◆ WHAT IS REQUIRED: In your copy, repeat the records exactly and leave out the pictures.

-------- RECORDS TO PROCESS

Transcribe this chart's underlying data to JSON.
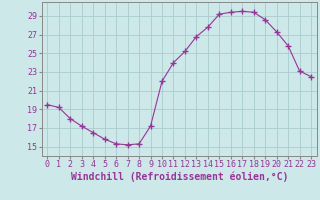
{
  "x": [
    0,
    1,
    2,
    3,
    4,
    5,
    6,
    7,
    8,
    9,
    10,
    11,
    12,
    13,
    14,
    15,
    16,
    17,
    18,
    19,
    20,
    21,
    22,
    23
  ],
  "y": [
    19.5,
    19.2,
    18.0,
    17.2,
    16.5,
    15.8,
    15.3,
    15.2,
    15.3,
    17.2,
    22.0,
    24.0,
    25.2,
    26.8,
    27.8,
    29.2,
    29.4,
    29.5,
    29.4,
    28.6,
    27.3,
    25.8,
    23.1,
    22.5
  ],
  "line_color": "#993399",
  "marker": "+",
  "marker_size": 4,
  "bg_color": "#cce8e8",
  "grid_color": "#aacccc",
  "xlabel": "Windchill (Refroidissement éolien,°C)",
  "xlabel_fontsize": 7,
  "tick_fontsize": 6,
  "ylim": [
    14.0,
    30.5
  ],
  "yticks": [
    15,
    17,
    19,
    21,
    23,
    25,
    27,
    29
  ],
  "xlim": [
    -0.5,
    23.5
  ],
  "xticks": [
    0,
    1,
    2,
    3,
    4,
    5,
    6,
    7,
    8,
    9,
    10,
    11,
    12,
    13,
    14,
    15,
    16,
    17,
    18,
    19,
    20,
    21,
    22,
    23
  ]
}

----------------

◆ SOLUTION FOR THIS PROBLEM:
Transcribe this chart's underlying data to JSON.
{
  "x": [
    0,
    1,
    2,
    3,
    4,
    5,
    6,
    7,
    8,
    9,
    10,
    11,
    12,
    13,
    14,
    15,
    16,
    17,
    18,
    19,
    20,
    21,
    22,
    23
  ],
  "y": [
    19.5,
    19.2,
    18.0,
    17.2,
    16.5,
    15.8,
    15.3,
    15.2,
    15.3,
    17.2,
    22.0,
    24.0,
    25.2,
    26.8,
    27.8,
    29.2,
    29.4,
    29.5,
    29.4,
    28.6,
    27.3,
    25.8,
    23.1,
    22.5
  ],
  "line_color": "#993399",
  "marker": "+",
  "marker_size": 4,
  "bg_color": "#cce8e8",
  "grid_color": "#aacccc",
  "xlabel": "Windchill (Refroidissement éolien,°C)",
  "xlabel_fontsize": 7,
  "tick_fontsize": 6,
  "ylim": [
    14.0,
    30.5
  ],
  "yticks": [
    15,
    17,
    19,
    21,
    23,
    25,
    27,
    29
  ],
  "xlim": [
    -0.5,
    23.5
  ],
  "xticks": [
    0,
    1,
    2,
    3,
    4,
    5,
    6,
    7,
    8,
    9,
    10,
    11,
    12,
    13,
    14,
    15,
    16,
    17,
    18,
    19,
    20,
    21,
    22,
    23
  ]
}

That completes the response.